Written problem » Find the lines with "Capa" in them and copy them out.

Listing »

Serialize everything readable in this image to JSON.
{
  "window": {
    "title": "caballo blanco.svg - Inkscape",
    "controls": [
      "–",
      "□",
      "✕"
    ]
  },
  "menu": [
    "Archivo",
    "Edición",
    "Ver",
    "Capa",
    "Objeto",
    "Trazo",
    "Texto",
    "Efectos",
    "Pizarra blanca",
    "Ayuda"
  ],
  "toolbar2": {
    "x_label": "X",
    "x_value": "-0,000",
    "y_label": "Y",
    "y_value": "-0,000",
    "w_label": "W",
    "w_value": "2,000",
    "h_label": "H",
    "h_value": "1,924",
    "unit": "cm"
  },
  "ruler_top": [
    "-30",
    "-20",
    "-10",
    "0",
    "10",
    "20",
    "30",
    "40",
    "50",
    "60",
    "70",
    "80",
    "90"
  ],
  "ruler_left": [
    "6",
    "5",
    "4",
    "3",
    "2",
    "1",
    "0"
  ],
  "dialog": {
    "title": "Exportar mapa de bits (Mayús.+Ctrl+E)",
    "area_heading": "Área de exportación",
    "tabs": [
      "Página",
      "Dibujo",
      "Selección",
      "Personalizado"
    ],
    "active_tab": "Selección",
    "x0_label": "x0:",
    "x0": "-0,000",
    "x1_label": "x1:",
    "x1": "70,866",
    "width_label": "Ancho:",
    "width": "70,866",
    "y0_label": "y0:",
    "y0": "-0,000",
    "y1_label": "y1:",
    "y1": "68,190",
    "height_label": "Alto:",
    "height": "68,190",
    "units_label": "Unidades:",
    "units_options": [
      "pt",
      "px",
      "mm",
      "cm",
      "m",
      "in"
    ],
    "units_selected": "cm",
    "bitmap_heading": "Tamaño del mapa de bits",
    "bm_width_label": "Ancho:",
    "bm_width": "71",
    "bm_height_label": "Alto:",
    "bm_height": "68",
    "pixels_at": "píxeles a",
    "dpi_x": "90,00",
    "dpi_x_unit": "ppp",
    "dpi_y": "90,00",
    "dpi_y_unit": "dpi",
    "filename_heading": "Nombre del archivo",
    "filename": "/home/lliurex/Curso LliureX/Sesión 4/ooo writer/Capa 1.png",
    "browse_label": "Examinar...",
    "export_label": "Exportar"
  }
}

Task result »
    "Capa",
    "filename": "/home/lliurex/Curso LliureX/Sesión 4/ooo writer/Capa 1.png",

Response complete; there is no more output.